**Task to carry out:**
Your task is to locate every line holding the string "this" and to copy each of them.

**Data listing:**
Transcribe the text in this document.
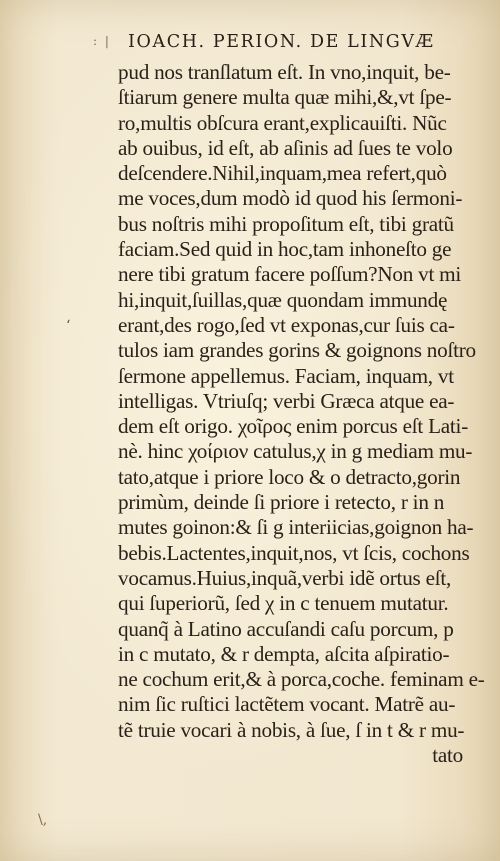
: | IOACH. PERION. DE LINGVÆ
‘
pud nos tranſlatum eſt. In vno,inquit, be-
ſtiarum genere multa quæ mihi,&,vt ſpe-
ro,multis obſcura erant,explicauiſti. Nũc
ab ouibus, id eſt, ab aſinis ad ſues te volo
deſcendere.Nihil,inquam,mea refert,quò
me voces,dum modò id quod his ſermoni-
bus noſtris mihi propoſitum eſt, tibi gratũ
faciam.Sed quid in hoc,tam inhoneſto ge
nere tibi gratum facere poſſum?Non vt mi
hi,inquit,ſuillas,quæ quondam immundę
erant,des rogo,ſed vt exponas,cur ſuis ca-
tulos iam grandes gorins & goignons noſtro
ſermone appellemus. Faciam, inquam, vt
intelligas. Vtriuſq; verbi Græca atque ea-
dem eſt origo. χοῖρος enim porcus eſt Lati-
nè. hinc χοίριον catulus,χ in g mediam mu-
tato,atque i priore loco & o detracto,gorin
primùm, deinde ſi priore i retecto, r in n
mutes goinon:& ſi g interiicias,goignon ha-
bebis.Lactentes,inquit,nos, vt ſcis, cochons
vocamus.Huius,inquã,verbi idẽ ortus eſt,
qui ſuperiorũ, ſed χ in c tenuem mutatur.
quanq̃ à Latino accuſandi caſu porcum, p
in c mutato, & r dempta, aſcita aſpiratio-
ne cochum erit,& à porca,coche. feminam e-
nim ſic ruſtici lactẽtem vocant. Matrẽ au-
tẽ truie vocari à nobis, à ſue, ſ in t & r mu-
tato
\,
* * *
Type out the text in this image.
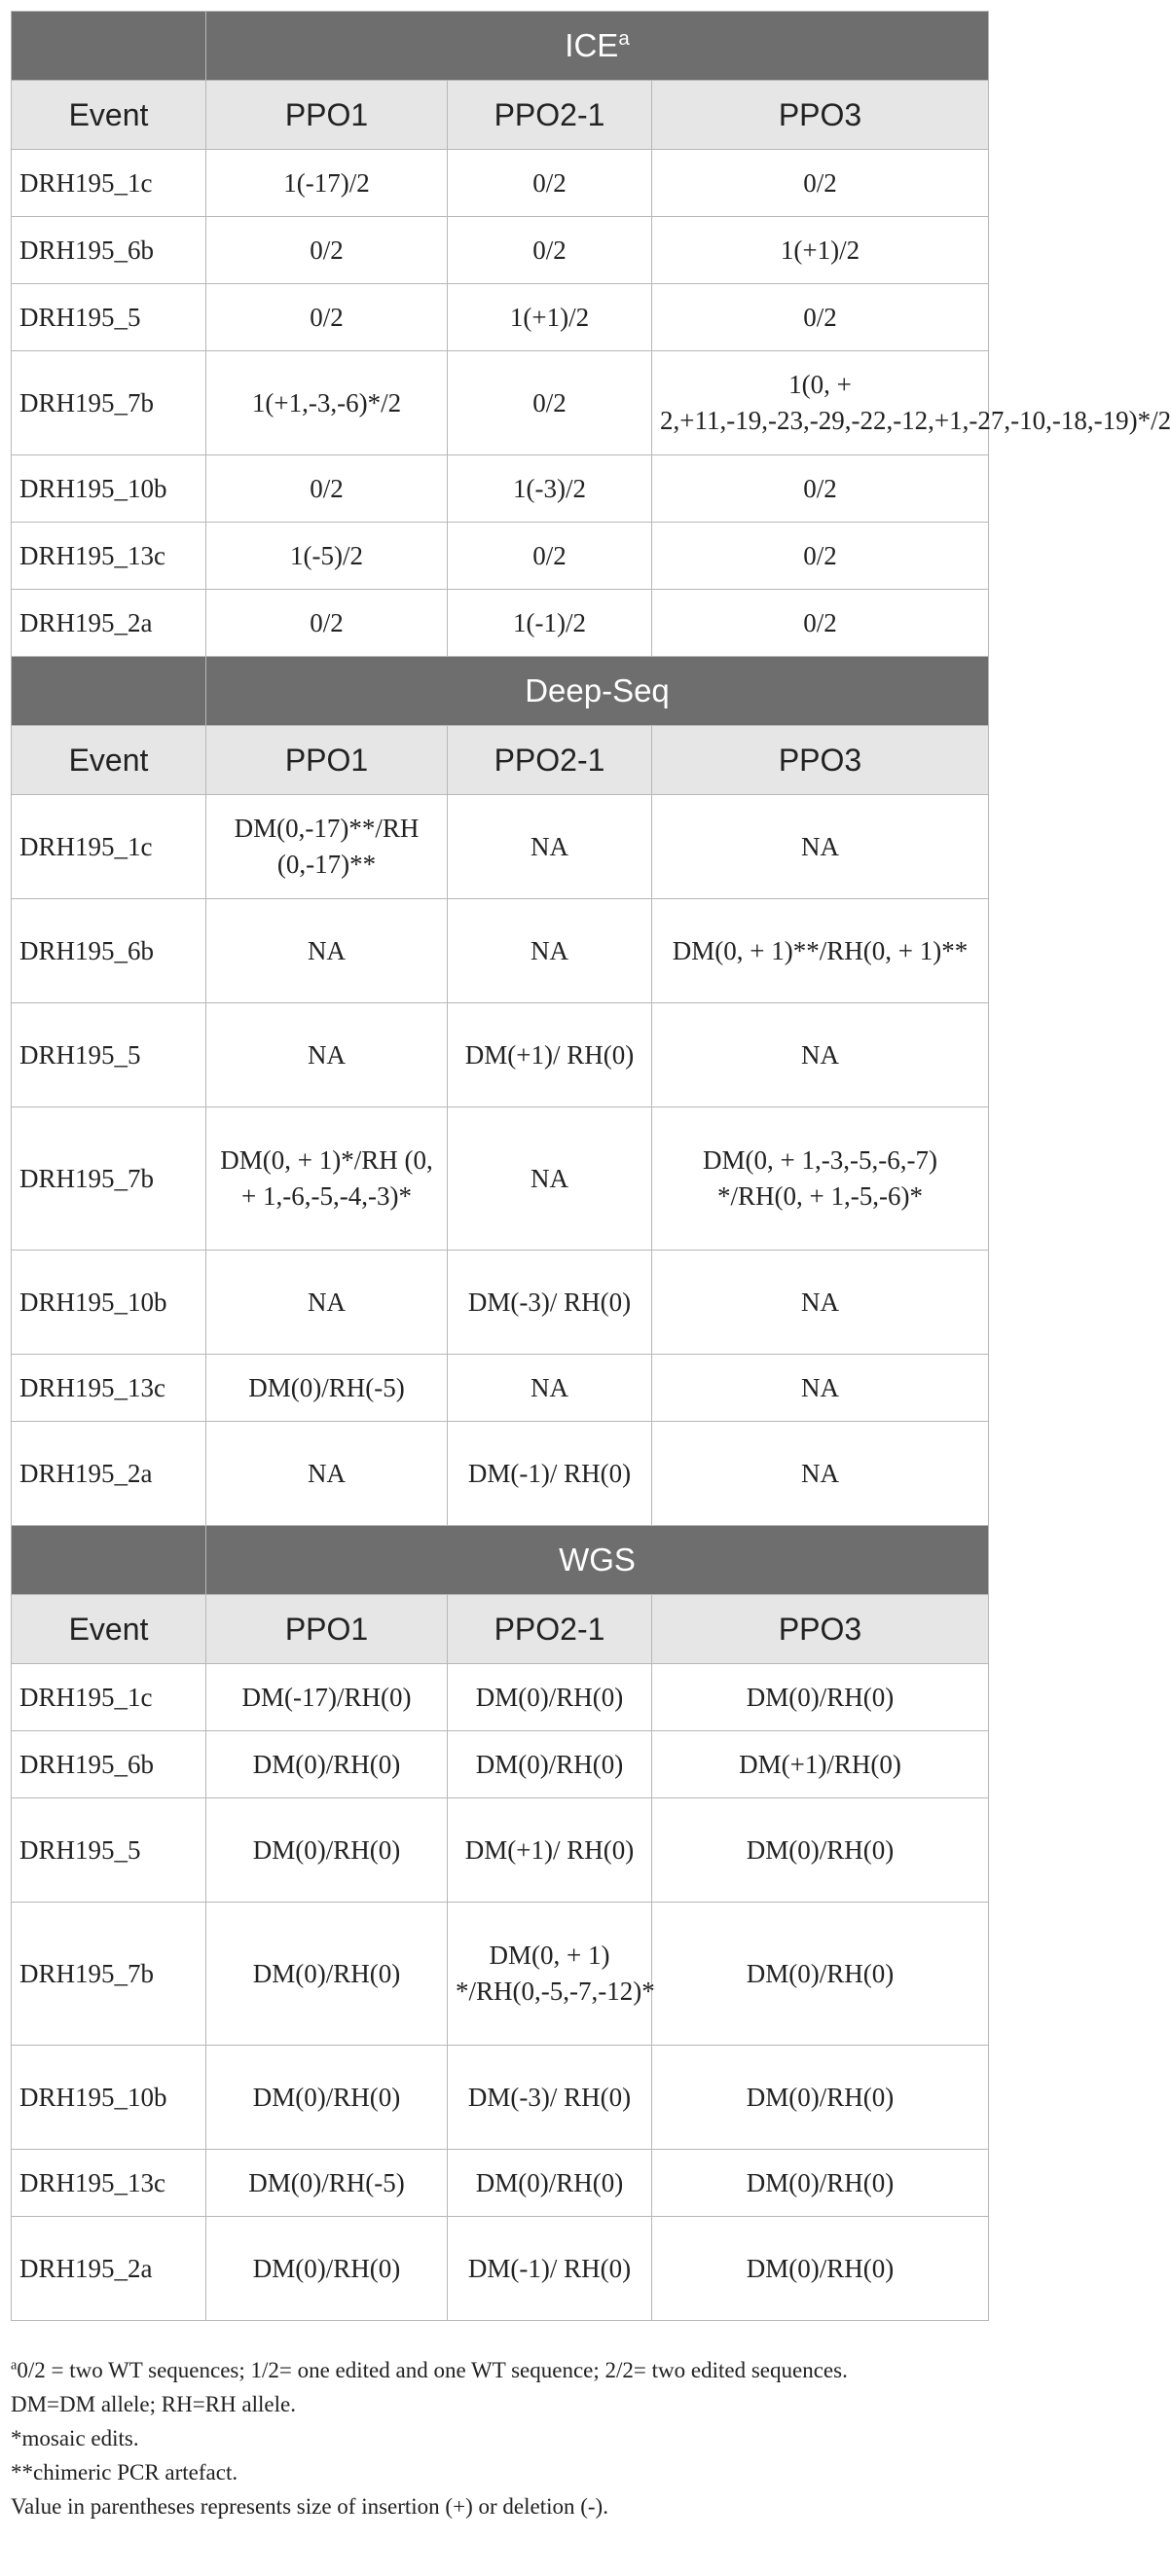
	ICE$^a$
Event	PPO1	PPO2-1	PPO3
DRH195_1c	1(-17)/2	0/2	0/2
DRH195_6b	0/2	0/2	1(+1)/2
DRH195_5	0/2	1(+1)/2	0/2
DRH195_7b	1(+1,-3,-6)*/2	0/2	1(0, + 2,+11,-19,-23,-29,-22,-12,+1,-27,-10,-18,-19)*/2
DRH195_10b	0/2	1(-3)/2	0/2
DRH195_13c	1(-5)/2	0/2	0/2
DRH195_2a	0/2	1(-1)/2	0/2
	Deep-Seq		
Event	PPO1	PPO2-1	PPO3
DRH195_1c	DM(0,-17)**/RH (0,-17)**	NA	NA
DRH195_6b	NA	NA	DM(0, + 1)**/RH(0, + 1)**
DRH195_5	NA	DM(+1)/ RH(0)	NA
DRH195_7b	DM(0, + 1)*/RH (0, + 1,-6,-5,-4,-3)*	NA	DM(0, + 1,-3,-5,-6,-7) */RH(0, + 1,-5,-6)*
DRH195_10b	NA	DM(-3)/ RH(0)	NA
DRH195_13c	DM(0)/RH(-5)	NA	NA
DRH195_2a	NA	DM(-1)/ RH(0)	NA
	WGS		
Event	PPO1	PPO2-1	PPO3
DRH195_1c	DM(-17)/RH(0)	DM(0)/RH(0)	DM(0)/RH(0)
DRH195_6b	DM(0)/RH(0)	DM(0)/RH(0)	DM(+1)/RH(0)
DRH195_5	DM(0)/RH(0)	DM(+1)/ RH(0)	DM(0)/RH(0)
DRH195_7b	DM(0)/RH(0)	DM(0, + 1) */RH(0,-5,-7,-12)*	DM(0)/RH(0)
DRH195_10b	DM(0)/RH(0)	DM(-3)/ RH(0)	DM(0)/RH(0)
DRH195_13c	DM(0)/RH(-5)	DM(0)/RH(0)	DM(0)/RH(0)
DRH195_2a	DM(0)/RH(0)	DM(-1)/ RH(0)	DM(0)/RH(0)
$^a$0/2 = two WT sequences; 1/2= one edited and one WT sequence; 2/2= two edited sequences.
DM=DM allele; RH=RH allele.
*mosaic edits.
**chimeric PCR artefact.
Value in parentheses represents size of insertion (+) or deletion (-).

**Written solution:**
Transcribe the text in this document.
Type out the text in this image.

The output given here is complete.